-- Start Task material --

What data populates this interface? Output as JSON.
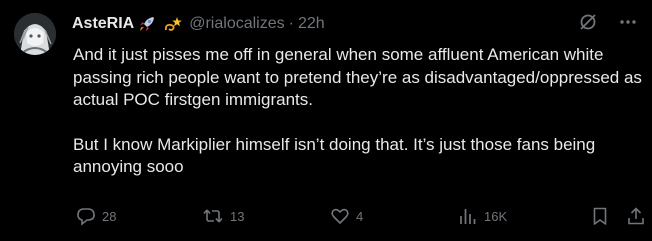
{
  "post": {
    "display_name": "AsteRIA",
    "name_emojis": [
      "rocket-emoji",
      "dizzy-emoji"
    ],
    "handle": "@rialocalizes",
    "separator": "·",
    "time": "22h",
    "paragraphs": [
      "And it just pisses me off in general when some affluent American white passing rich people want to pretend they’re as disadvantaged/oppressed as actual POC firstgen immigrants.",
      "But I know Markiplier himself isn’t doing that. It’s just those fans being annoying sooo"
    ],
    "actions": {
      "replies": "28",
      "reposts": "13",
      "likes": "4",
      "views": "16K"
    }
  },
  "icons": [
    "grok-icon",
    "more-icon",
    "reply-icon",
    "repost-icon",
    "like-icon",
    "views-icon",
    "bookmark-icon",
    "share-icon"
  ],
  "colors": {
    "background": "#000000",
    "text": "#e7e9ea",
    "muted": "#71767b"
  }
}
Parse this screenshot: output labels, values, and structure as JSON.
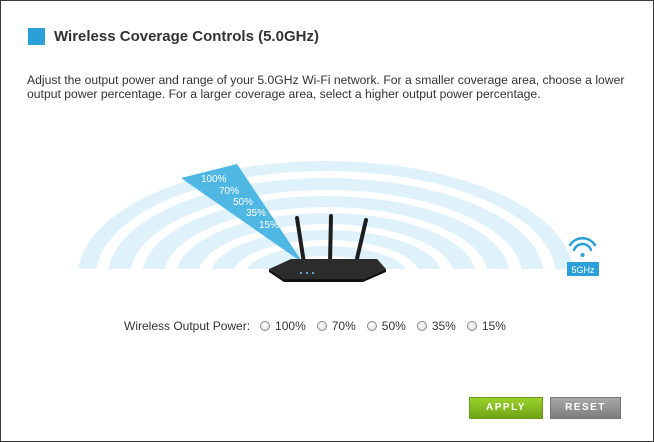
{
  "header": {
    "title": "Wireless Coverage Controls (5.0GHz)"
  },
  "description": "Adjust the output power and range of your 5.0GHz Wi-Fi network. For a smaller coverage area, choose a lower output power percentage. For a larger coverage area, select a higher output power percentage.",
  "illustration": {
    "percent_labels": [
      "100%",
      "70%",
      "50%",
      "35%",
      "15%"
    ],
    "band_badge": "5GHz",
    "wifi_icon": "wifi-icon",
    "router_icon": "router-icon"
  },
  "power": {
    "label": "Wireless Output Power:",
    "options": [
      "100%",
      "70%",
      "50%",
      "35%",
      "15%"
    ],
    "selected": null
  },
  "buttons": {
    "apply": "APPLY",
    "reset": "RESET"
  },
  "colors": {
    "accent": "#2a9fd8",
    "apply": "#86bd22",
    "reset": "#8e8e8e",
    "wedge": "#4fb7e4",
    "wave": "#dff2fb"
  }
}
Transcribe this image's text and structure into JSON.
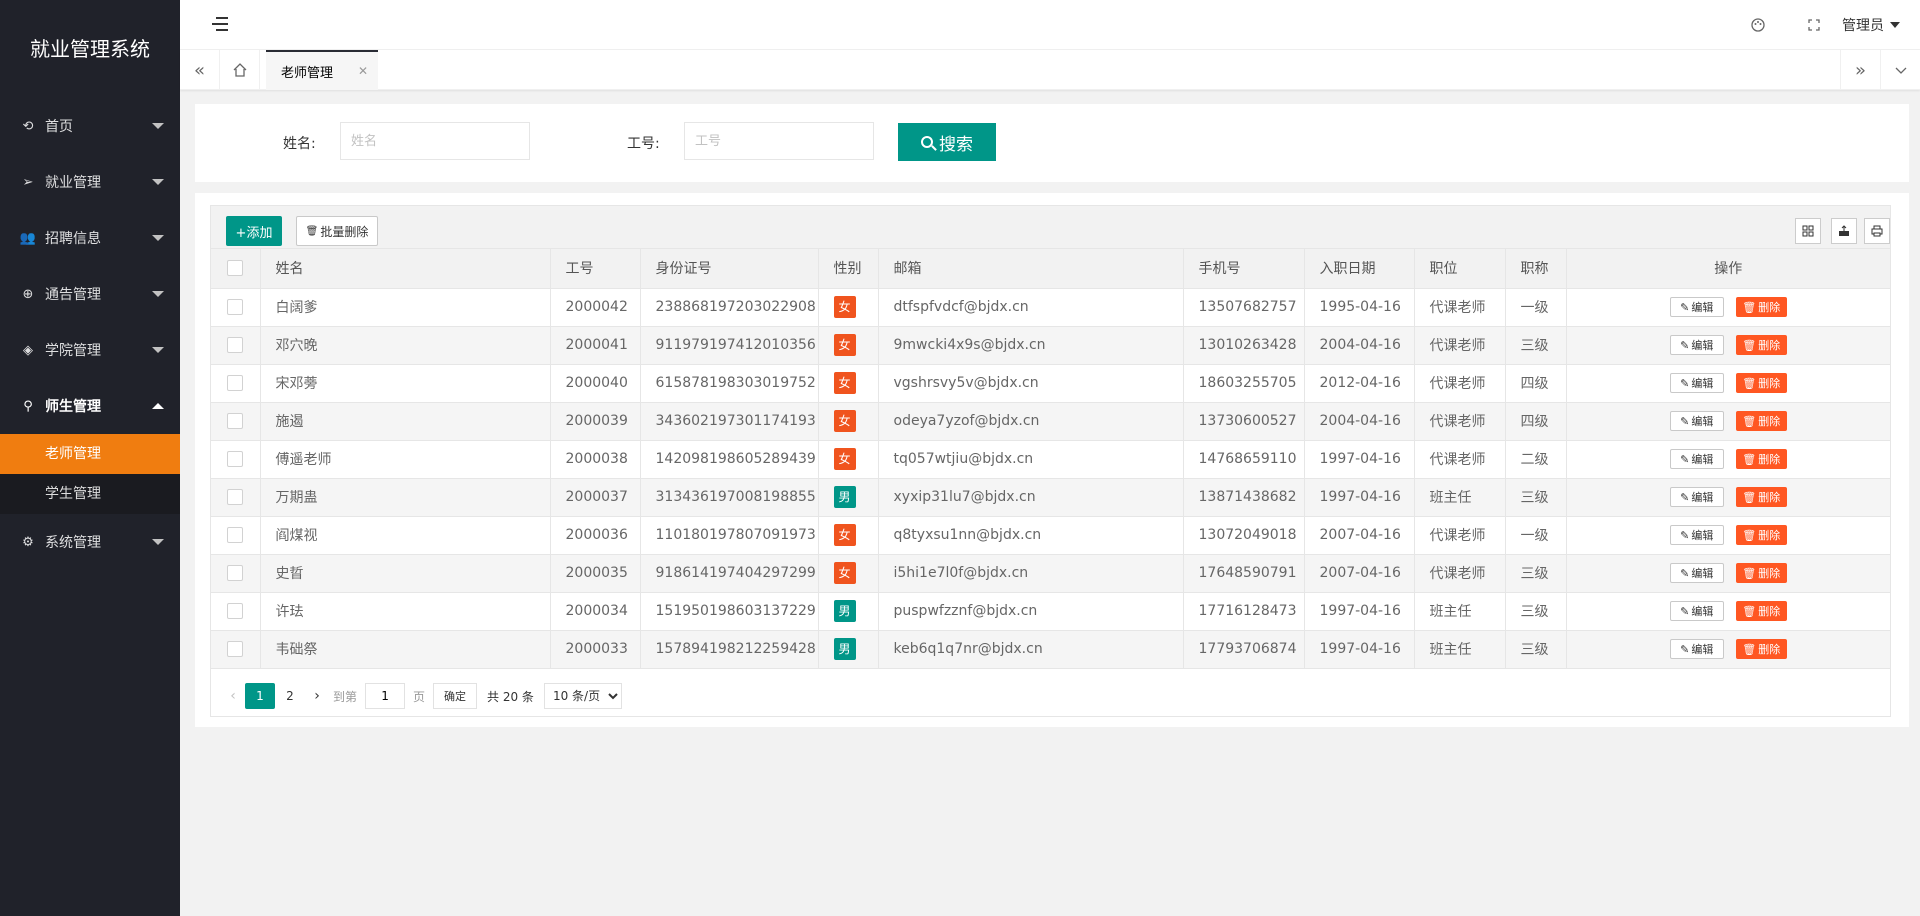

-- End Task material --

Written request >> Locate the word "structure" in the entries, and copy every line where it is found.

Written answer >>
Parse this screenshot: output labels, values, and structure as JSON.
Transcribe this image's text and structure into JSON.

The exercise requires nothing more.